* [PROBLEM STATEMENT]:
Quote all entries in full, exactly.

* [EXCERPTED RECORDS]:

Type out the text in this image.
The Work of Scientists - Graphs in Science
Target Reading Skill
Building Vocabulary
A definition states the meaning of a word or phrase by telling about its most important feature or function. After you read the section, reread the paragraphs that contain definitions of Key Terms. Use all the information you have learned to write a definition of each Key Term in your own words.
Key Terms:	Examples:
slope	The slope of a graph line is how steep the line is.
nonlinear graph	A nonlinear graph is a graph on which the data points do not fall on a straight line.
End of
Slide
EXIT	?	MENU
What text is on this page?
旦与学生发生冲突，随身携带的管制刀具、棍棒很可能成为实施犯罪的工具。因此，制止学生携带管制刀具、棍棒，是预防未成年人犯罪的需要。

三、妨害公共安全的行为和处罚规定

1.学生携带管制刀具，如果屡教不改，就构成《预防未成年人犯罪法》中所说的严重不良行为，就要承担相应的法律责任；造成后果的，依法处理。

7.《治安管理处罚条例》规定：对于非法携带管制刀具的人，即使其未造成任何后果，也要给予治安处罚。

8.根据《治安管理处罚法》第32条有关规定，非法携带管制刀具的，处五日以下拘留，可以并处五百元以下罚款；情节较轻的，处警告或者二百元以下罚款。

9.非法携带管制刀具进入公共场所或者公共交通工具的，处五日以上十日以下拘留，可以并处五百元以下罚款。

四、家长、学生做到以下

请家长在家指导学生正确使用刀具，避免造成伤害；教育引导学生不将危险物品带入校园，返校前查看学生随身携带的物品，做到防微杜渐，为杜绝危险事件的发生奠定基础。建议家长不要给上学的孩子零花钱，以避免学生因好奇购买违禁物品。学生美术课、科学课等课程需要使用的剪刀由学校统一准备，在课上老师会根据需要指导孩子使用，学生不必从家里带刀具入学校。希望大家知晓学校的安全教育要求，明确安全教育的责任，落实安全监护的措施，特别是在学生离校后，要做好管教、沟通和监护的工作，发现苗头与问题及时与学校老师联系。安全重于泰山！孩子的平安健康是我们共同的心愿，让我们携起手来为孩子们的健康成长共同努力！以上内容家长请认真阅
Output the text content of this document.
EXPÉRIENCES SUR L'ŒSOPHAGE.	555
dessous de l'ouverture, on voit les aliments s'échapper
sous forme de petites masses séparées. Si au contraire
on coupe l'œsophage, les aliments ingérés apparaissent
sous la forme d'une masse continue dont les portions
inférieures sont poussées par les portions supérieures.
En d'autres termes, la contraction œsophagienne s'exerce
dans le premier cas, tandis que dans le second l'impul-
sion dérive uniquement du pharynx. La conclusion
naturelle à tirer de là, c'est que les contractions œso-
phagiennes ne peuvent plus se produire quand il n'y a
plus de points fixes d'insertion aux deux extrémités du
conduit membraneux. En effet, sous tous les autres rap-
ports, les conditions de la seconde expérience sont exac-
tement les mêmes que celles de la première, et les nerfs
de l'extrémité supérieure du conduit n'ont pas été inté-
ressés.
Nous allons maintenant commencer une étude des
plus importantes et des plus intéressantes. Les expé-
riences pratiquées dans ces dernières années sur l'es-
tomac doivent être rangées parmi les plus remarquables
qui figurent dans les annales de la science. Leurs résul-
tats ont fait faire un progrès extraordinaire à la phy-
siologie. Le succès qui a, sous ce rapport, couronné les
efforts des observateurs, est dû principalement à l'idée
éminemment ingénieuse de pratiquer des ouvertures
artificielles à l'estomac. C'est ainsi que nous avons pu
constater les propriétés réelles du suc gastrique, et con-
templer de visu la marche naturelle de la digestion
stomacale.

* [TASK SOLUTION]:
Type out the text in this image.
The Work of Scientists - Graphs in Science
Target Reading Skill
Building Vocabulary
A definition states the meaning of a word or phrase by telling about its most important feature or function. After you read the section, reread the paragraphs that contain definitions of Key Terms. Use all the information you have learned to write a definition of each Key Term in your own words.
Key Terms:	Examples:
slope	The slope of a graph line is how steep the line is.
nonlinear graph	A nonlinear graph is a graph on which the data points do not fall on a straight line.
End of
Slide
EXIT	?	MENU
What text is on this page?
旦与学生发生冲突，随身携带的管制刀具、棍棒很可能成为实施犯罪的工具。因此，制止学生携带管制刀具、棍棒，是预防未成年人犯罪的需要。

三、妨害公共安全的行为和处罚规定

1.学生携带管制刀具，如果屡教不改，就构成《预防未成年人犯罪法》中所说的严重不良行为，就要承担相应的法律责任；造成后果的，依法处理。

7.《治安管理处罚条例》规定：对于非法携带管制刀具的人，即使其未造成任何后果，也要给予治安处罚。

8.根据《治安管理处罚法》第32条有关规定，非法携带管制刀具的，处五日以下拘留，可以并处五百元以下罚款；情节较轻的，处警告或者二百元以下罚款。

9.非法携带管制刀具进入公共场所或者公共交通工具的，处五日以上十日以下拘留，可以并处五百元以下罚款。

四、家长、学生做到以下

请家长在家指导学生正确使用刀具，避免造成伤害；教育引导学生不将危险物品带入校园，返校前查看学生随身携带的物品，做到防微杜渐，为杜绝危险事件的发生奠定基础。建议家长不要给上学的孩子零花钱，以避免学生因好奇购买违禁物品。学生美术课、科学课等课程需要使用的剪刀由学校统一准备，在课上老师会根据需要指导孩子使用，学生不必从家里带刀具入学校。希望大家知晓学校的安全教育要求，明确安全教育的责任，落实安全监护的措施，特别是在学生离校后，要做好管教、沟通和监护的工作，发现苗头与问题及时与学校老师联系。安全重于泰山！孩子的平安健康是我们共同的心愿，让我们携起手来为孩子们的健康成长共同努力！以上内容家长请认真阅
Output the text content of this document.
EXPÉRIENCES SUR L'ŒSOPHAGE.	555
dessous de l'ouverture, on voit les aliments s'échapper
sous forme de petites masses séparées. Si au contraire
on coupe l'œsophage, les aliments ingérés apparaissent
sous la forme d'une masse continue dont les portions
inférieures sont poussées par les portions supérieures.
En d'autres termes, la contraction œsophagienne s'exerce
dans le premier cas, tandis que dans le second l'impul-
sion dérive uniquement du pharynx. La conclusion
naturelle à tirer de là, c'est que les contractions œso-
phagiennes ne peuvent plus se produire quand il n'y a
plus de points fixes d'insertion aux deux extrémités du
conduit membraneux. En effet, sous tous les autres rap-
ports, les conditions de la seconde expérience sont exac-
tement les mêmes que celles de la première, et les nerfs
de l'extrémité supérieure du conduit n'ont pas été inté-
ressés.
Nous allons maintenant commencer une étude des
plus importantes et des plus intéressantes. Les expé-
riences pratiquées dans ces dernières années sur l'es-
tomac doivent être rangées parmi les plus remarquables
qui figurent dans les annales de la science. Leurs résul-
tats ont fait faire un progrès extraordinaire à la phy-
siologie. Le succès qui a, sous ce rapport, couronné les
efforts des observateurs, est dû principalement à l'idée
éminemment ingénieuse de pratiquer des ouvertures
artificielles à l'estomac. C'est ainsi que nous avons pu
constater les propriétés réelles du suc gastrique, et con-
templer de visu la marche naturelle de la digestion
stomacale.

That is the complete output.